---------- Given records ----------

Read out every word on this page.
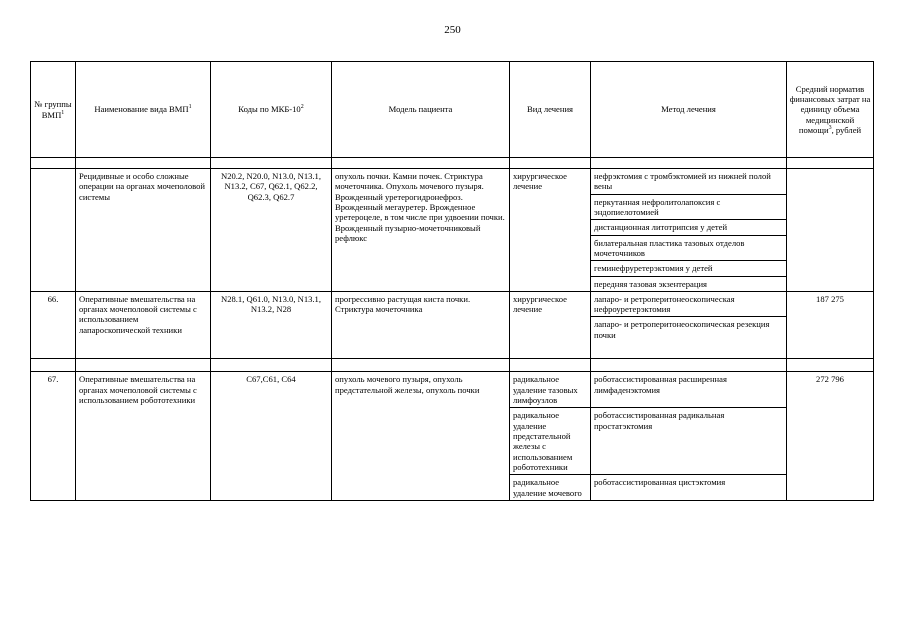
250
№ группы ВМП$^1$	Наименование вида ВМП$^1$	Коды по МКБ-$10^2$	Модель пациента	Вид лечения	Метод лечения	Средний норматив финансовых затрат на единицу объема медицинской помощи$^3$, рублей

	Рецидивные и особо сложные операции на органах мочеполовой системы	N20.2, N20.0, N13.0, N13.1, N13.2, C67, Q62.1, Q62.2, Q62.3, Q62.7	опухоль почки. Камни почек. Стриктура мочеточника. Опухоль мочевого пузыря. Врожденный уретерогидронефроз. Врожденный мегауретер. Врожденное уретероцеле, в том числе при удвоении почки. Врожденный пузырно-мочеточниковый рефлюкс	хирургическое лечение	нефрэктомия с тромбэктомией из нижней полой вены	
					перкутанная нефролитолапоксия с эндопиелотомией	
					дистанционная литотрипсия у детей	
					билатеральная пластика тазовых отделов мочеточников	
					геминефруретерэктомия у детей	
					передняя тазовая экзентерация	
66.	Оперативные вмешательства на органах мочеполовой системы с использованием лапароскопической техники	N28.1, Q61.0, N13.0, N13.1, N13.2, N28	прогрессивно растущая киста почки. Стриктура мочеточника	хирургическое лечение	лапаро- и ретроперитонеоскопическая нефроуретерэктомия	187 275
					лапаро- и ретроперитонеоскопическая резекция почки	

67.	Оперативные вмешательства на органах мочеполовой системы с использованием робототехники	C67,C61, C64	опухоль мочевого пузыря, опухоль предстательной железы, опухоль почки	радикальное удаление тазовых лимфоузлов	роботассистированная расширенная лимфаденэктомия	272 796
				радикальное удаление предстательной железы с использованием робототехники	роботассистированная радикальная простатэктомия	
				радикальное удаление мочевого	роботассистированная цистэктомия	
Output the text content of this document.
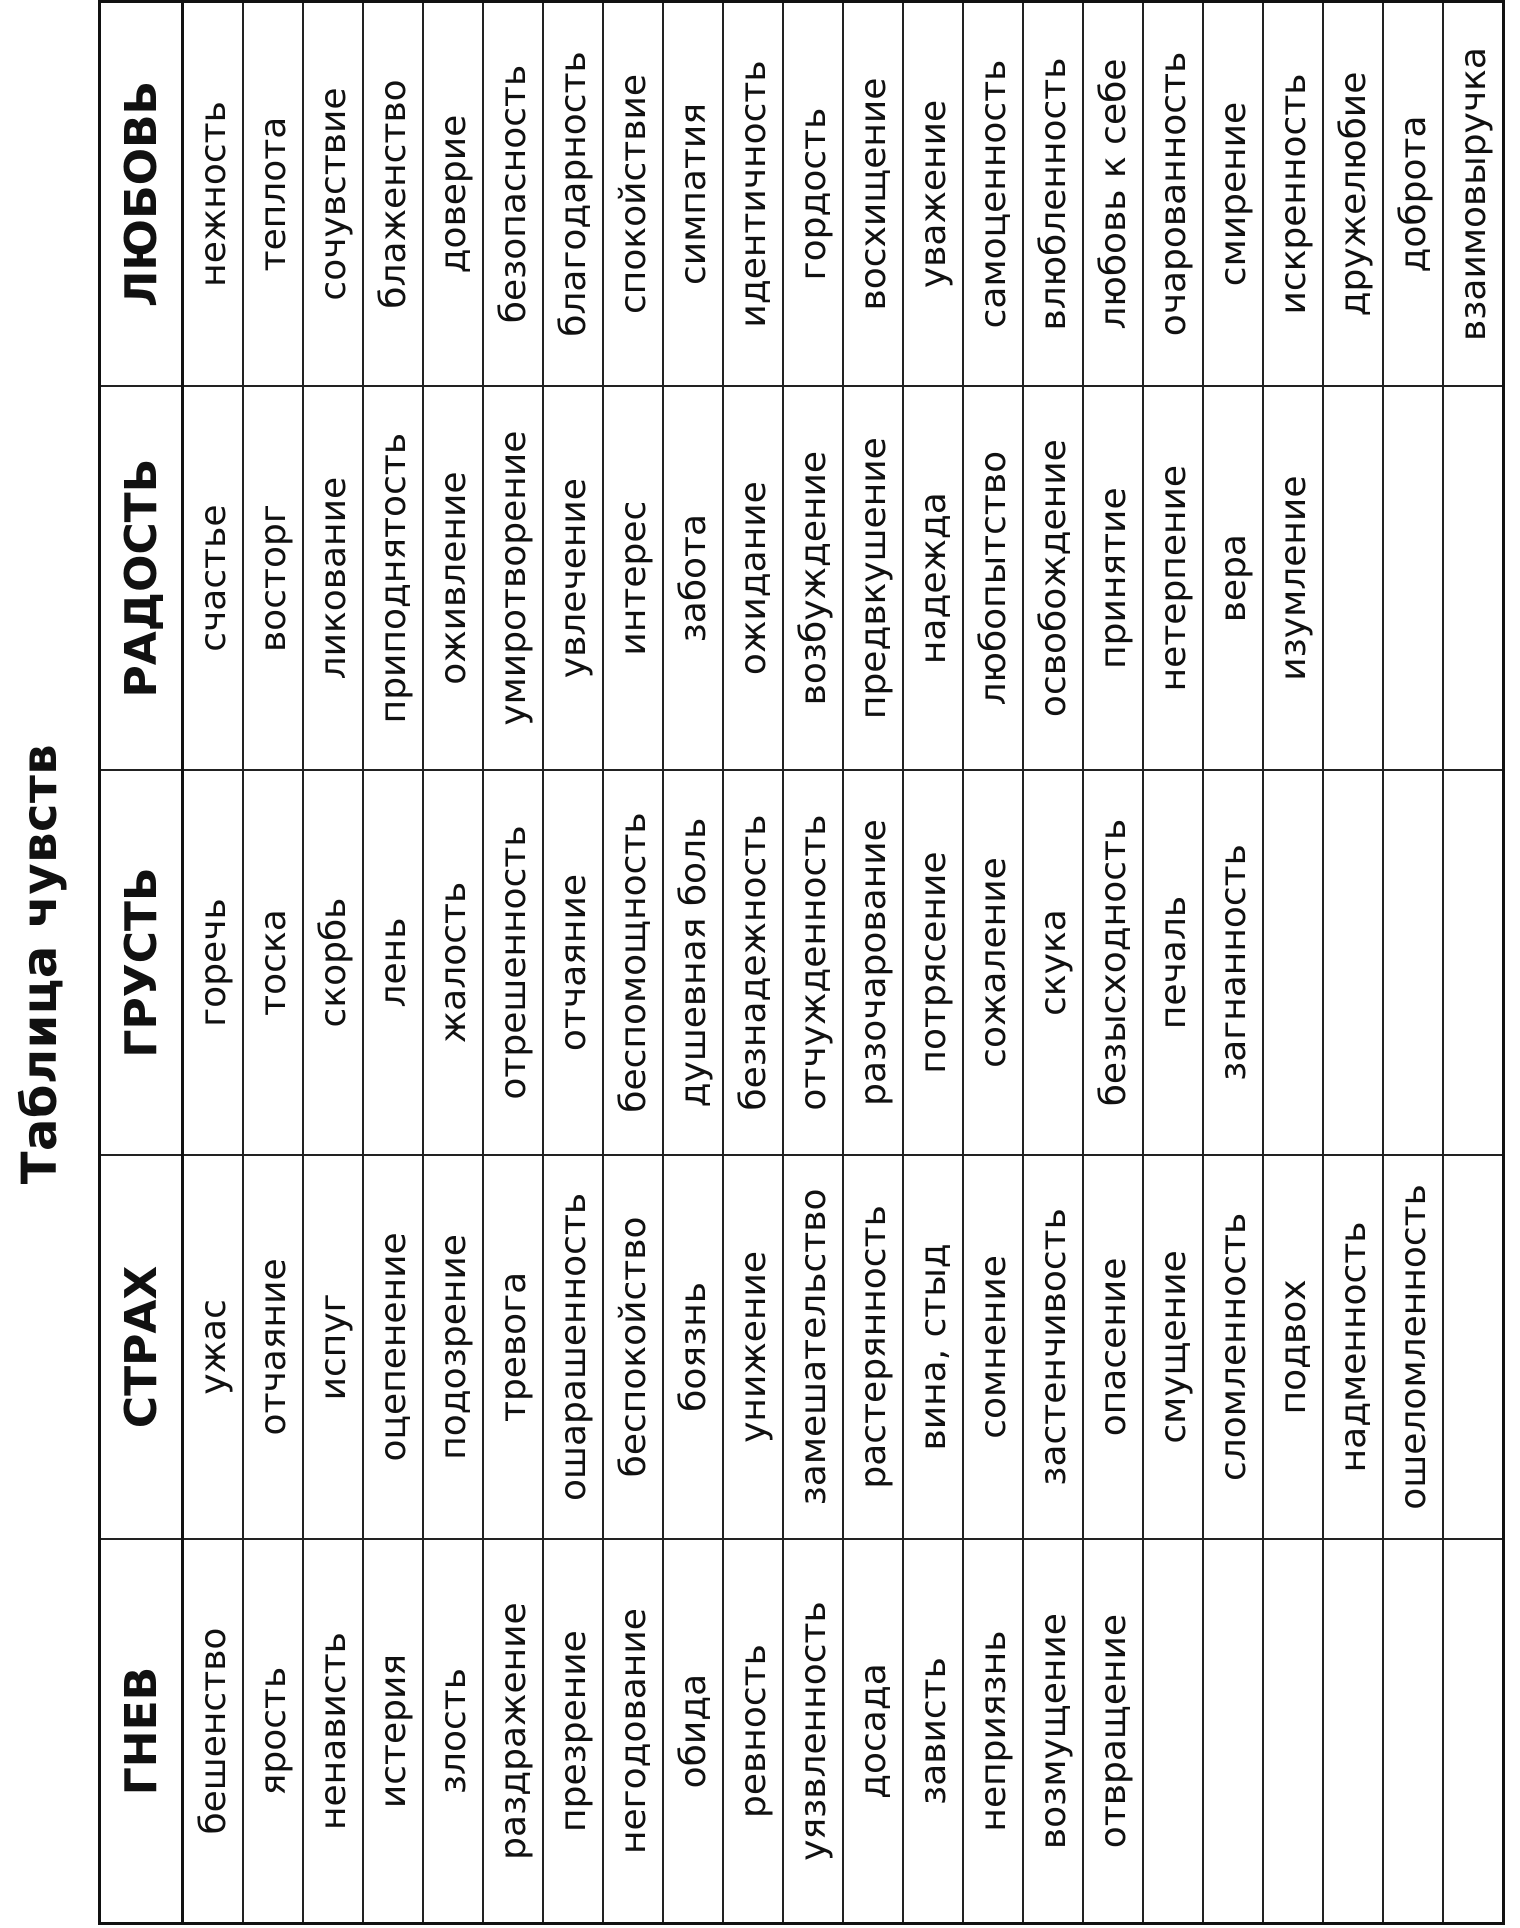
Таблица чувств
ГНЕВ	СТРАХ	ГРУСТЬ	РАДОСТЬ	ЛЮБОВЬ
бешенство	ужас	горечь	счастье	нежность
ярость	отчаяние	тоска	восторг	теплота
ненависть	испуг	скорбь	ликование	сочувствие
истерия	оцепенение	лень	приподнятость	блаженство
злость	подозрение	жалость	оживление	доверие
раздражение	тревога	отрешенность	умиротворение	безопасность
презрение	ошарашенность	отчаяние	увлечение	благодарность
негодование	беспокойство	беспомощность	интерес	спокойствие
обида	боязнь	душевная боль	забота	симпатия
ревность	унижение	безнадежность	ожидание	идентичность
уязвленность	замешательство	отчужденность	возбуждение	гордость
досада	растерянность	разочарование	предвкушение	восхищение
зависть	вина, стыд	потрясение	надежда	уважение
неприязнь	сомнение	сожаление	любопытство	самоценность
возмущение	застенчивость	скука	освобождение	влюбленность
отвращение	опасение	безысходность	принятие	любовь к себе
	смущение	печаль	нетерпение	очарованность
	сломленность	загнанность	вера	смирение
	подвох		изумление	искренность
	надменность			дружелюбие
	ошеломленность			доброта
				взаимовыручка
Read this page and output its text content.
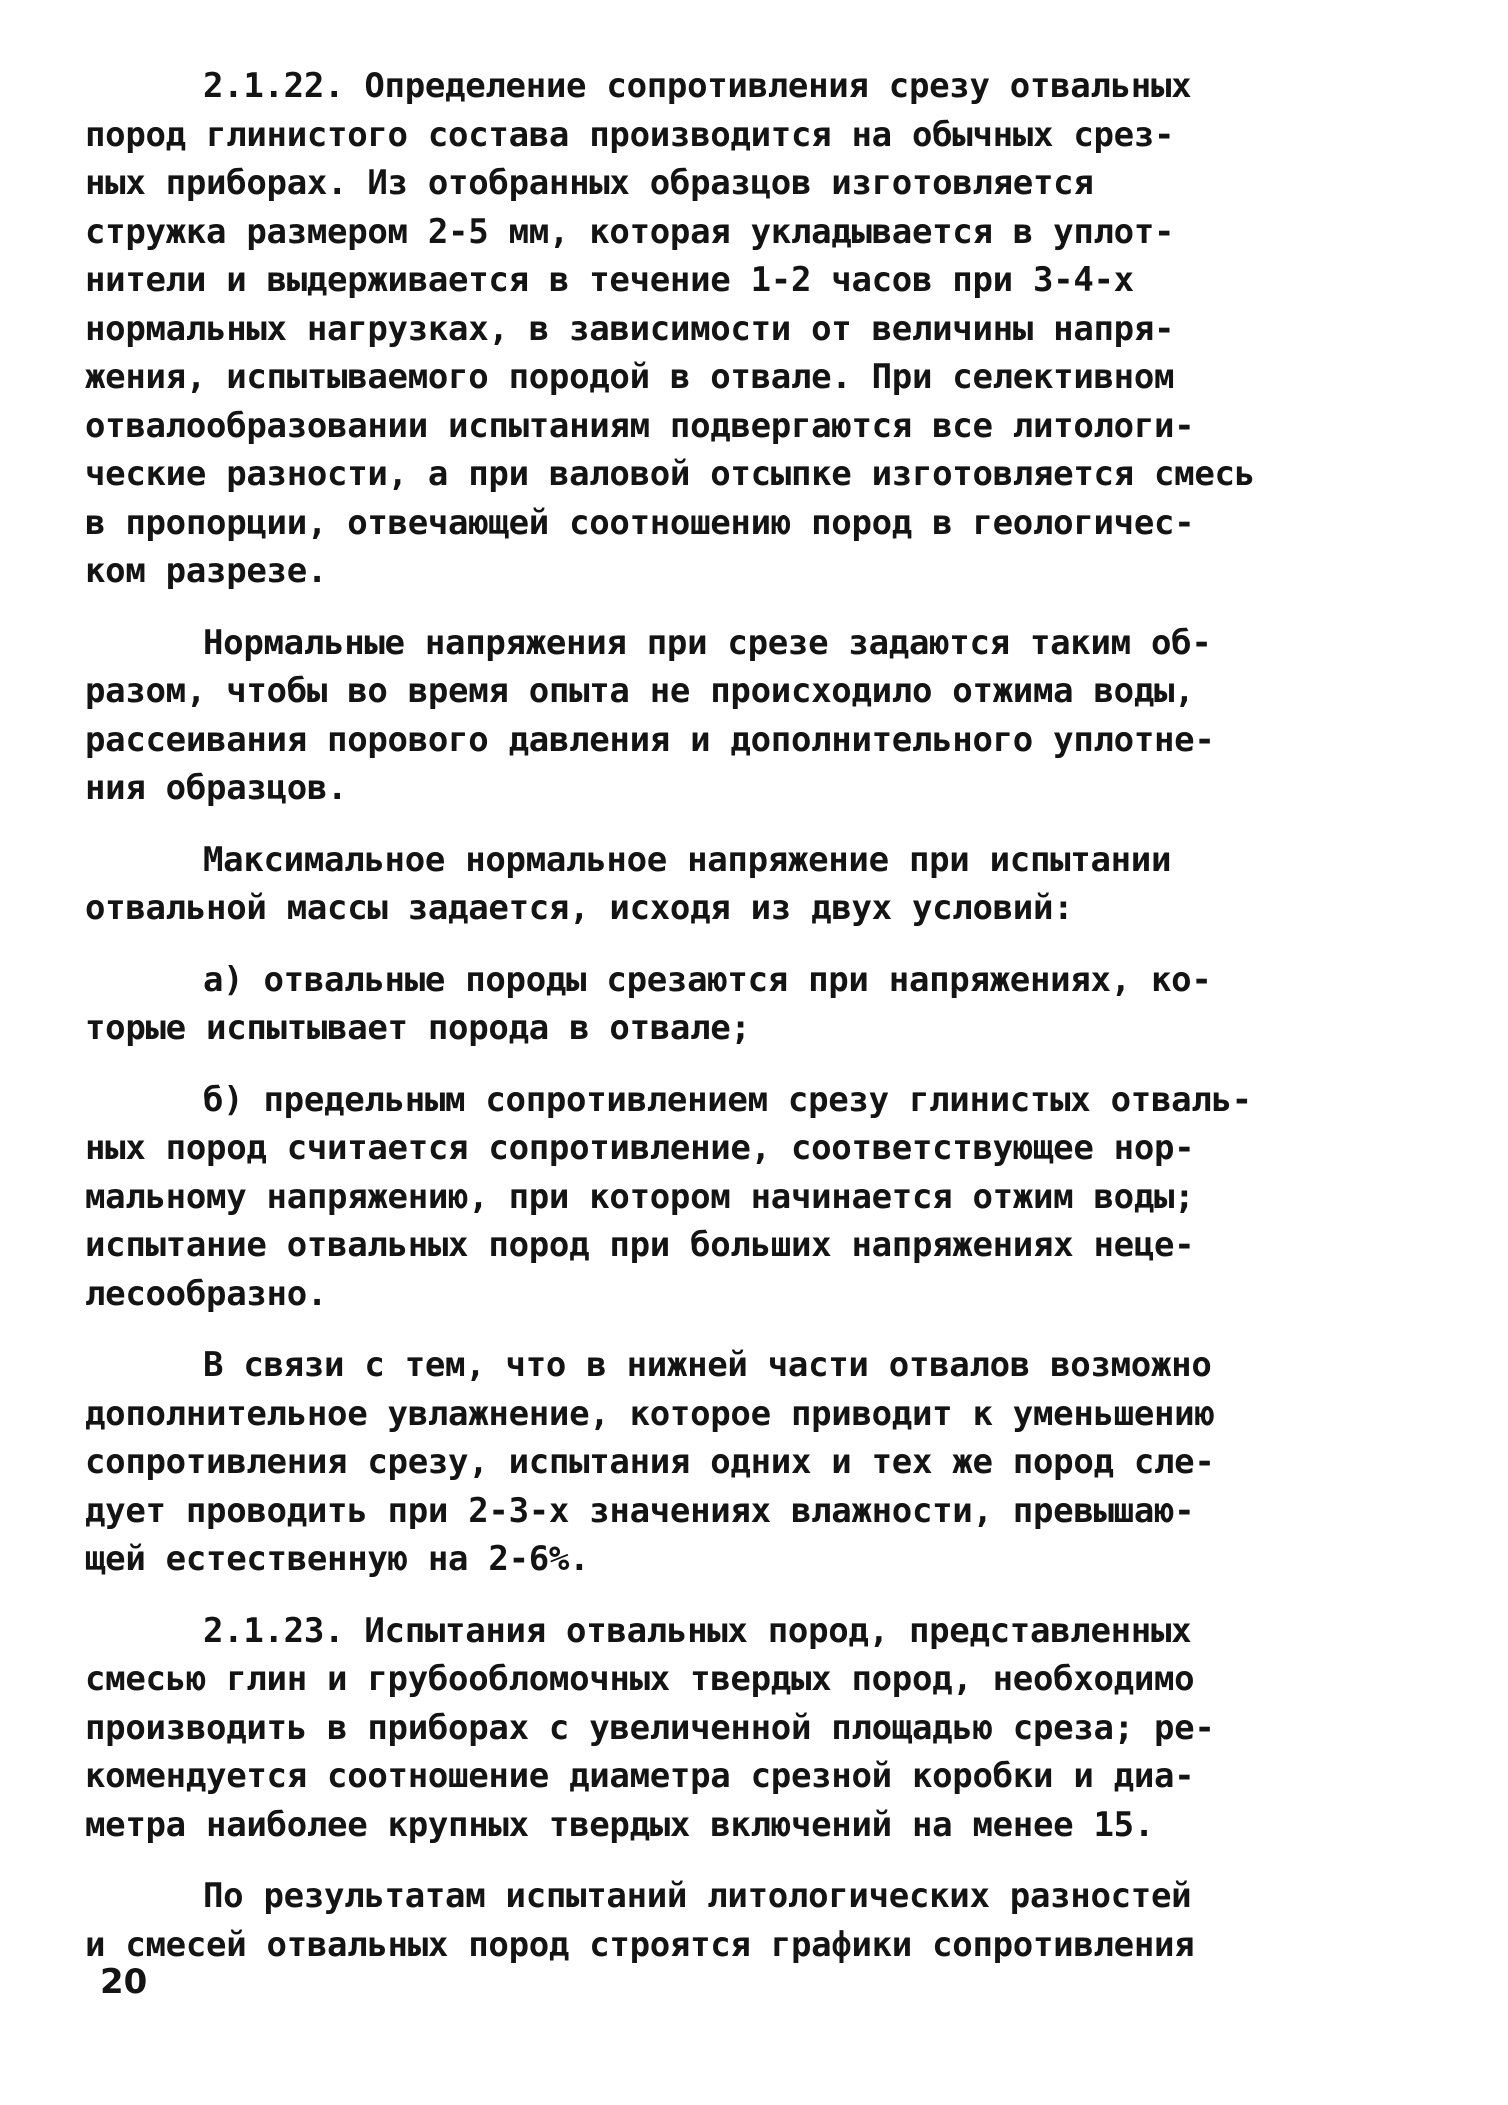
2.1.22. Определение сопротивления срезу отвальных
пород глинистого состава производится на обычных срез-
ных приборах. Из отобранных образцов изготовляется
стружка размером 2-5 мм, которая укладывается в уплот-
нители и выдерживается в течение 1-2 часов при 3-4-х
нормальных нагрузках, в зависимости от величины напря-
жения, испытываемого породой в отвале. При селективном
отвалообразовании испытаниям подвергаются все литологи-
ческие разности, а при валовой отсыпке изготовляется смесь
в пропорции, отвечающей соотношению пород в геологичес-
ком разрезе.

Нормальные напряжения при срезе задаются таким об-
разом, чтобы во время опыта не происходило отжима воды,
рассеивания порового давления и дополнительного уплотне-
ния образцов.

Максимальное нормальное напряжение при испытании
отвальной массы задается, исходя из двух условий:

а) отвальные породы срезаются при напряжениях, ко-
торые испытывает порода в отвале;

б) предельным сопротивлением срезу глинистых отваль-
ных пород считается сопротивление, соответствующее нор-
мальному напряжению, при котором начинается отжим воды;
испытание отвальных пород при больших напряжениях нецe-
лесообразно.

В связи с тем, что в нижней части отвалов возможно
дополнительное увлажнение, которое приводит к уменьшению
сопротивления срезу, испытания одних и тех же пород сле-
дует проводить при 2-3-х значениях влажности, превышаю-
щей естественную на 2-6%.

2.1.23. Испытания отвальных пород, представленных
смесью глин и грубообломочных твердых пород, необходимо
производить в приборах с увеличенной площадью среза; ре-
комендуется соотношение диаметра срезной коробки и диа-
метра наиболее крупных твердых включений на менее 15.

По результатам испытаний литологических разностей
и смесей отвальных пород строятся графики сопротивления

20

----------

Above are records with pictures; repeat the records exactly and leave the pictures out.

:: Solved problem ::
Read out every word on this page.
250
№ группы ВМП$^1$	Наименование вида ВМП$^1$	Коды по МКБ-$10^2$	Модель пациента	Вид лечения	Метод лечения	Средний норматив финансовых затрат на единицу объема медицинской помощи$^3$, рублей

	Рецидивные и особо сложные операции на органах мочеполовой системы	N20.2, N20.0, N13.0, N13.1, N13.2, C67, Q62.1, Q62.2, Q62.3, Q62.7	опухоль почки. Камни почек. Стриктура мочеточника. Опухоль мочевого пузыря. Врожденный уретерогидронефроз. Врожденный мегауретер. Врожденное уретероцеле, в том числе при удвоении почки. Врожденный пузырно-мочеточниковый рефлюкс	хирургическое лечение	нефрэктомия с тромбэктомией из нижней полой вены	
					перкутанная нефролитолапоксия с эндопиелотомией	
					дистанционная литотрипсия у детей	
					билатеральная пластика тазовых отделов мочеточников	
					геминефруретерэктомия у детей	
					передняя тазовая экзентерация	
66.	Оперативные вмешательства на органах мочеполовой системы с использованием лапароскопической техники	N28.1, Q61.0, N13.0, N13.1, N13.2, N28	прогрессивно растущая киста почки. Стриктура мочеточника	хирургическое лечение	лапаро- и ретроперитонеоскопическая нефроуретерэктомия	187 275
					лапаро- и ретроперитонеоскопическая резекция почки	

67.	Оперативные вмешательства на органах мочеполовой системы с использованием робототехники	C67,C61, C64	опухоль мочевого пузыря, опухоль предстательной железы, опухоль почки	радикальное удаление тазовых лимфоузлов	роботассистированная расширенная лимфаденэктомия	272 796
				радикальное удаление предстательной железы с использованием робототехники	роботассистированная радикальная простатэктомия	
				радикальное удаление мочевого	роботассистированная цистэктомия	
Output the text content of this document.
Таблица чувств
ГНЕВ	СТРАХ	ГРУСТЬ	РАДОСТЬ	ЛЮБОВЬ
бешенство	ужас	горечь	счастье	нежность
ярость	отчаяние	тоска	восторг	теплота
ненависть	испуг	скорбь	ликование	сочувствие
истерия	оцепенение	лень	приподнятость	блаженство
злость	подозрение	жалость	оживление	доверие
раздражение	тревога	отрешенность	умиротворение	безопасность
презрение	ошарашенность	отчаяние	увлечение	благодарность
негодование	беспокойство	беспомощность	интерес	спокойствие
обида	боязнь	душевная боль	забота	симпатия
ревность	унижение	безнадежность	ожидание	идентичность
уязвленность	замешательство	отчужденность	возбуждение	гордость
досада	растерянность	разочарование	предвкушение	восхищение
зависть	вина, стыд	потрясение	надежда	уважение
неприязнь	сомнение	сожаление	любопытство	самоценность
возмущение	застенчивость	скука	освобождение	влюбленность
отвращение	опасение	безысходность	принятие	любовь к себе
	смущение	печаль	нетерпение	очарованность
	сломленность	загнанность	вера	смирение
	подвох		изумление	искренность
	надменность			дружелюбие
	ошеломленность			доброта
				взаимовыручка
Read this page and output its text content.
2.1.22. Определение сопротивления срезу отвальных
пород глинистого состава производится на обычных срез-
ных приборах. Из отобранных образцов изготовляется
стружка размером 2-5 мм, которая укладывается в уплот-
нители и выдерживается в течение 1-2 часов при 3-4-х
нормальных нагрузках, в зависимости от величины напря-
жения, испытываемого породой в отвале. При селективном
отвалообразовании испытаниям подвергаются все литологи-
ческие разности, а при валовой отсыпке изготовляется смесь
в пропорции, отвечающей соотношению пород в геологичес-
ком разрезе.

Нормальные напряжения при срезе задаются таким об-
разом, чтобы во время опыта не происходило отжима воды,
рассеивания порового давления и дополнительного уплотне-
ния образцов.

Максимальное нормальное напряжение при испытании
отвальной массы задается, исходя из двух условий:

а) отвальные породы срезаются при напряжениях, ко-
торые испытывает порода в отвале;

б) предельным сопротивлением срезу глинистых отваль-
ных пород считается сопротивление, соответствующее нор-
мальному напряжению, при котором начинается отжим воды;
испытание отвальных пород при больших напряжениях нецe-
лесообразно.

В связи с тем, что в нижней части отвалов возможно
дополнительное увлажнение, которое приводит к уменьшению
сопротивления срезу, испытания одних и тех же пород сле-
дует проводить при 2-3-х значениях влажности, превышаю-
щей естественную на 2-6%.

2.1.23. Испытания отвальных пород, представленных
смесью глин и грубообломочных твердых пород, необходимо
производить в приборах с увеличенной площадью среза; ре-
комендуется соотношение диаметра срезной коробки и диа-
метра наиболее крупных твердых включений на менее 15.

По результатам испытаний литологических разностей
и смесей отвальных пород строятся графики сопротивления

20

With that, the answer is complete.